##### RECORDS SUPPLIED
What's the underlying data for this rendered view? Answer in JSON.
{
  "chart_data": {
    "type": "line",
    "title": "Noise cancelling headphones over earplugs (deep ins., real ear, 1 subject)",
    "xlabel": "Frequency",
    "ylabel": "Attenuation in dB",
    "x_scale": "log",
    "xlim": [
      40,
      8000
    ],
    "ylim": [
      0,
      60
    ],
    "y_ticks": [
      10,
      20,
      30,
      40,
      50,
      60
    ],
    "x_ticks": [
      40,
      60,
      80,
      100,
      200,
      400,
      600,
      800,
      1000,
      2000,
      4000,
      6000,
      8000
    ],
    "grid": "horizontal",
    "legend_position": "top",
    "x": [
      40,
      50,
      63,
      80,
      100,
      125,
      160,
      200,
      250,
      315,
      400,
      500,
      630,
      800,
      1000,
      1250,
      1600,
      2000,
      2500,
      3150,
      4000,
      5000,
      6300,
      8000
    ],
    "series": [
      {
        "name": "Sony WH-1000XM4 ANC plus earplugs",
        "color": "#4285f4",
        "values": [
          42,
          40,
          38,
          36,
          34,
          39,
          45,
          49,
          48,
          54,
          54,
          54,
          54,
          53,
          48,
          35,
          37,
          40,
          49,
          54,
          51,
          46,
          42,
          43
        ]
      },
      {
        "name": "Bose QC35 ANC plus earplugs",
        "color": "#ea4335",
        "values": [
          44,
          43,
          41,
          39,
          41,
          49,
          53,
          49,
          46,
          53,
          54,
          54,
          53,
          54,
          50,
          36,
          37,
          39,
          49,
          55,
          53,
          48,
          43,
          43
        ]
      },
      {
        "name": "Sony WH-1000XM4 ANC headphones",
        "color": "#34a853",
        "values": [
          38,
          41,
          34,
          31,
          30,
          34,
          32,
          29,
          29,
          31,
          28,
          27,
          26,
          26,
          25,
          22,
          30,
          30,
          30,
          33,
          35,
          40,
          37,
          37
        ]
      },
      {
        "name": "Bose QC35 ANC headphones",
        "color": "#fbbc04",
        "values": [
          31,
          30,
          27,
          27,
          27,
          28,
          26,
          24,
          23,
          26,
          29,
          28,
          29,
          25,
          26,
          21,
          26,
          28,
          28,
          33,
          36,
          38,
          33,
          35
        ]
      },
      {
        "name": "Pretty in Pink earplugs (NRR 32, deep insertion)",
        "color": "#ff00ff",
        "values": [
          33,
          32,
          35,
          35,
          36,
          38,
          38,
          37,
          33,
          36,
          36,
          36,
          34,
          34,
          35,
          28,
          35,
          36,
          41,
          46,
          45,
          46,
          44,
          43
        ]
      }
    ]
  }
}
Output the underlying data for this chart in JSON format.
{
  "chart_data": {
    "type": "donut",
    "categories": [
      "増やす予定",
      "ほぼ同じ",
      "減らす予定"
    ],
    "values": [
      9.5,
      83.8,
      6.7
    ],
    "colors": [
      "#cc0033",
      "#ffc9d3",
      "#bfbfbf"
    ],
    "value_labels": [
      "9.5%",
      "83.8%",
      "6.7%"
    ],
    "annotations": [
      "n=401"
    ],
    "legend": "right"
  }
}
##########
Your task is to repeat the data exactly; please include every line.

What's the underlying data for this rendered view? Answer in JSON.
{
  "chart_data": {
    "type": "line",
    "title": "Noise cancelling headphones over earplugs (deep ins., real ear, 1 subject)",
    "xlabel": "Frequency",
    "ylabel": "Attenuation in dB",
    "x_scale": "log",
    "xlim": [
      40,
      8000
    ],
    "ylim": [
      0,
      60
    ],
    "y_ticks": [
      10,
      20,
      30,
      40,
      50,
      60
    ],
    "x_ticks": [
      40,
      60,
      80,
      100,
      200,
      400,
      600,
      800,
      1000,
      2000,
      4000,
      6000,
      8000
    ],
    "grid": "horizontal",
    "legend_position": "top",
    "x": [
      40,
      50,
      63,
      80,
      100,
      125,
      160,
      200,
      250,
      315,
      400,
      500,
      630,
      800,
      1000,
      1250,
      1600,
      2000,
      2500,
      3150,
      4000,
      5000,
      6300,
      8000
    ],
    "series": [
      {
        "name": "Sony WH-1000XM4 ANC plus earplugs",
        "color": "#4285f4",
        "values": [
          42,
          40,
          38,
          36,
          34,
          39,
          45,
          49,
          48,
          54,
          54,
          54,
          54,
          53,
          48,
          35,
          37,
          40,
          49,
          54,
          51,
          46,
          42,
          43
        ]
      },
      {
        "name": "Bose QC35 ANC plus earplugs",
        "color": "#ea4335",
        "values": [
          44,
          43,
          41,
          39,
          41,
          49,
          53,
          49,
          46,
          53,
          54,
          54,
          53,
          54,
          50,
          36,
          37,
          39,
          49,
          55,
          53,
          48,
          43,
          43
        ]
      },
      {
        "name": "Sony WH-1000XM4 ANC headphones",
        "color": "#34a853",
        "values": [
          38,
          41,
          34,
          31,
          30,
          34,
          32,
          29,
          29,
          31,
          28,
          27,
          26,
          26,
          25,
          22,
          30,
          30,
          30,
          33,
          35,
          40,
          37,
          37
        ]
      },
      {
        "name": "Bose QC35 ANC headphones",
        "color": "#fbbc04",
        "values": [
          31,
          30,
          27,
          27,
          27,
          28,
          26,
          24,
          23,
          26,
          29,
          28,
          29,
          25,
          26,
          21,
          26,
          28,
          28,
          33,
          36,
          38,
          33,
          35
        ]
      },
      {
        "name": "Pretty in Pink earplugs (NRR 32, deep insertion)",
        "color": "#ff00ff",
        "values": [
          33,
          32,
          35,
          35,
          36,
          38,
          38,
          37,
          33,
          36,
          36,
          36,
          34,
          34,
          35,
          28,
          35,
          36,
          41,
          46,
          45,
          46,
          44,
          43
        ]
      }
    ]
  }
}
Output the underlying data for this chart in JSON format.
{
  "chart_data": {
    "type": "donut",
    "categories": [
      "増やす予定",
      "ほぼ同じ",
      "減らす予定"
    ],
    "values": [
      9.5,
      83.8,
      6.7
    ],
    "colors": [
      "#cc0033",
      "#ffc9d3",
      "#bfbfbf"
    ],
    "value_labels": [
      "9.5%",
      "83.8%",
      "6.7%"
    ],
    "annotations": [
      "n=401"
    ],
    "legend": "right"
  }
}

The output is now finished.